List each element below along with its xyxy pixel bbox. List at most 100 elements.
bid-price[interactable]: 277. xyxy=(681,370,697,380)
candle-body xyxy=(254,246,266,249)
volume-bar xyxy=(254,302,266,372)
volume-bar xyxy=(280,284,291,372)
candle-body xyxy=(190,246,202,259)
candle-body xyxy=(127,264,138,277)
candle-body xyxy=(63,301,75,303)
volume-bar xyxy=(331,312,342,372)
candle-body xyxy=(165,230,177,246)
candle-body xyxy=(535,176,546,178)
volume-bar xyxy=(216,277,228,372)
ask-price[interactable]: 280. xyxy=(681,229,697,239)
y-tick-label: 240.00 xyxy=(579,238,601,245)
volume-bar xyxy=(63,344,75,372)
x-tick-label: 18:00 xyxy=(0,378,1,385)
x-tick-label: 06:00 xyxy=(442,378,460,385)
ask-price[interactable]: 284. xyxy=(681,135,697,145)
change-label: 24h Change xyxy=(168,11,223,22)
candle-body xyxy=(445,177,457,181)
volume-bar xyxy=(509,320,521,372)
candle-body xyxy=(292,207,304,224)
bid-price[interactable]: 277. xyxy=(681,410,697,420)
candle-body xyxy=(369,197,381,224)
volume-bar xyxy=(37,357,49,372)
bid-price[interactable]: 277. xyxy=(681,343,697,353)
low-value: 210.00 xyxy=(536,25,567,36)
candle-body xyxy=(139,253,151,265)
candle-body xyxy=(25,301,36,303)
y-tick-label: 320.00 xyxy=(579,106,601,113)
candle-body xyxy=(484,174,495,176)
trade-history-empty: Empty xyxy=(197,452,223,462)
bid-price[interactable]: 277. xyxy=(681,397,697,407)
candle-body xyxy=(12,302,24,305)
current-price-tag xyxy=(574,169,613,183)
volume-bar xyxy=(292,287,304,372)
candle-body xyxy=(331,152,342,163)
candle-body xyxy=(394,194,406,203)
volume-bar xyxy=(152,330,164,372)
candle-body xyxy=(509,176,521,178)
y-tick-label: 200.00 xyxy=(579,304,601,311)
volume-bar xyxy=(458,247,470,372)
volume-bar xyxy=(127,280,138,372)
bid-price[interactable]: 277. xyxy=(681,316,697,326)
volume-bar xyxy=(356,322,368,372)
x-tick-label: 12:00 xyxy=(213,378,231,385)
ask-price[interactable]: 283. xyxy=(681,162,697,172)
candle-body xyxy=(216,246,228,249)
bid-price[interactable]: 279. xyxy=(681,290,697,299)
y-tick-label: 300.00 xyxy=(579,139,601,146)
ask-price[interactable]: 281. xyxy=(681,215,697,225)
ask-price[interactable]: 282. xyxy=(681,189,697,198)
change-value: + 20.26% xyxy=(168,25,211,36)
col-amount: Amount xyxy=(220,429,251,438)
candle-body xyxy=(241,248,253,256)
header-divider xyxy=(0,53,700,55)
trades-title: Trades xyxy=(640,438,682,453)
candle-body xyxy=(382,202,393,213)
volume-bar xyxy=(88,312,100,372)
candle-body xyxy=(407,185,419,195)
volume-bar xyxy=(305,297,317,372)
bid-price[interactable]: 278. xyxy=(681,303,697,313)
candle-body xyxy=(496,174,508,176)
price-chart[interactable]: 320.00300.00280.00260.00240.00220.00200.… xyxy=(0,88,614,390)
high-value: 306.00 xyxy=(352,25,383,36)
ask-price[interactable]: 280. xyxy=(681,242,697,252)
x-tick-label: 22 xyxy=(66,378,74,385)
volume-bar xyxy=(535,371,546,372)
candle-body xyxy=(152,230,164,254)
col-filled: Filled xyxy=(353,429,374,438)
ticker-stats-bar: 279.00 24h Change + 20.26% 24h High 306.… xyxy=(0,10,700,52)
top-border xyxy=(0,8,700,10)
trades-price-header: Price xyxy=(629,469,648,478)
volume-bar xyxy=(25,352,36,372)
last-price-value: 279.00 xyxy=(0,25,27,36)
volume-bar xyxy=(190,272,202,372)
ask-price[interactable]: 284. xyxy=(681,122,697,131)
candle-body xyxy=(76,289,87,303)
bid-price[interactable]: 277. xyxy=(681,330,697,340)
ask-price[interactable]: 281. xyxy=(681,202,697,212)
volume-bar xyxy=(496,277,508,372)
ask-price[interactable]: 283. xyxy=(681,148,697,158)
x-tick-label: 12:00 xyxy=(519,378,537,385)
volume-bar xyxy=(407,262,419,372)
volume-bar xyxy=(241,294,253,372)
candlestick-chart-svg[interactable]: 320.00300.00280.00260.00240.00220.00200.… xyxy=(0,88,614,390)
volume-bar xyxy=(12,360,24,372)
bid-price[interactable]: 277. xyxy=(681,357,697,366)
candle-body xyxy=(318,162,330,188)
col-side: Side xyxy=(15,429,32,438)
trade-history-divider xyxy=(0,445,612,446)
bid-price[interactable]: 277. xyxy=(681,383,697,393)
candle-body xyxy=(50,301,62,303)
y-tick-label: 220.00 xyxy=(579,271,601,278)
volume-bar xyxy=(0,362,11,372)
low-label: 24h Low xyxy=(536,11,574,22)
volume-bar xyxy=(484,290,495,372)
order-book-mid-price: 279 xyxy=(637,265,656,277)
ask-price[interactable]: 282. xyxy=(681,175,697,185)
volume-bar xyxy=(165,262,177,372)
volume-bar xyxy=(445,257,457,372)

--- STATED PROBLEM ---
How many lines in the records above contain the string "value"? Reply with the number alone.

--- OUTPUT FOR THIS TASK ---
4